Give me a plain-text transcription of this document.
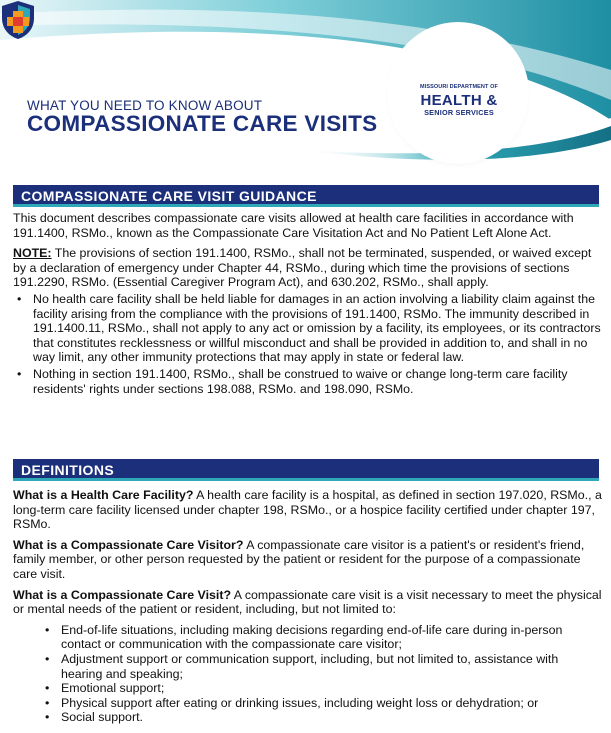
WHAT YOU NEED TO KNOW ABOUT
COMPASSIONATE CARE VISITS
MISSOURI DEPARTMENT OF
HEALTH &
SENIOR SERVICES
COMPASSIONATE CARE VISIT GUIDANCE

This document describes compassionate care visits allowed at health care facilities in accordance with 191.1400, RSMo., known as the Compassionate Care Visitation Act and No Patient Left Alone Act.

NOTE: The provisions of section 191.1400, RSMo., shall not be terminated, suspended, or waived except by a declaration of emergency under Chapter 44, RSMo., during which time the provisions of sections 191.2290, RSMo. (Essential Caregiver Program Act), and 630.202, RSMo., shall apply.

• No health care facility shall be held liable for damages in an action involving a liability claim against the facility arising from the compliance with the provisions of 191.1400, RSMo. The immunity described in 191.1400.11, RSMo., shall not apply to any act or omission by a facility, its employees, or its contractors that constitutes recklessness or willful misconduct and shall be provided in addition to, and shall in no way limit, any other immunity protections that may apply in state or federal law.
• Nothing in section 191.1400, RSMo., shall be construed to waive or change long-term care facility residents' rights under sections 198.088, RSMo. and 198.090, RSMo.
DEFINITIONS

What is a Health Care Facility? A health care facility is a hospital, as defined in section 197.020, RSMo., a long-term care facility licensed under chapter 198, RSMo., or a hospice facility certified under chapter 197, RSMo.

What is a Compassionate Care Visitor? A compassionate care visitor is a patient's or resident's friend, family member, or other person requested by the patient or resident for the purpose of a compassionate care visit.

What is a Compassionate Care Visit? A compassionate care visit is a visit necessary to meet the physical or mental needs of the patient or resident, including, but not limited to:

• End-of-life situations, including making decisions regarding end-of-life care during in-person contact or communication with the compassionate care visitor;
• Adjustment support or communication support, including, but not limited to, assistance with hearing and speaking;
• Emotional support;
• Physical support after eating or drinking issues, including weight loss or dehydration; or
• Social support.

__Your task__
Make an exact copy of the listing above. Do not include the pictures.

__Problem solution__
Give me a plain-text transcription of this document.
WHAT YOU NEED TO KNOW ABOUT
COMPASSIONATE CARE VISITS
MISSOURI DEPARTMENT OF
HEALTH &
SENIOR SERVICES
COMPASSIONATE CARE VISIT GUIDANCE

This document describes compassionate care visits allowed at health care facilities in accordance with 191.1400, RSMo., known as the Compassionate Care Visitation Act and No Patient Left Alone Act.

NOTE: The provisions of section 191.1400, RSMo., shall not be terminated, suspended, or waived except by a declaration of emergency under Chapter 44, RSMo., during which time the provisions of sections 191.2290, RSMo. (Essential Caregiver Program Act), and 630.202, RSMo., shall apply.

• No health care facility shall be held liable for damages in an action involving a liability claim against the facility arising from the compliance with the provisions of 191.1400, RSMo. The immunity described in 191.1400.11, RSMo., shall not apply to any act or omission by a facility, its employees, or its contractors that constitutes recklessness or willful misconduct and shall be provided in addition to, and shall in no way limit, any other immunity protections that may apply in state or federal law.
• Nothing in section 191.1400, RSMo., shall be construed to waive or change long-term care facility residents' rights under sections 198.088, RSMo. and 198.090, RSMo.
DEFINITIONS

What is a Health Care Facility? A health care facility is a hospital, as defined in section 197.020, RSMo., a long-term care facility licensed under chapter 198, RSMo., or a hospice facility certified under chapter 197, RSMo.

What is a Compassionate Care Visitor? A compassionate care visitor is a patient's or resident's friend, family member, or other person requested by the patient or resident for the purpose of a compassionate care visit.

What is a Compassionate Care Visit? A compassionate care visit is a visit necessary to meet the physical or mental needs of the patient or resident, including, but not limited to:

• End-of-life situations, including making decisions regarding end-of-life care during in-person contact or communication with the compassionate care visitor;
• Adjustment support or communication support, including, but not limited to, assistance with hearing and speaking;
• Emotional support;
• Physical support after eating or drinking issues, including weight loss or dehydration; or
• Social support.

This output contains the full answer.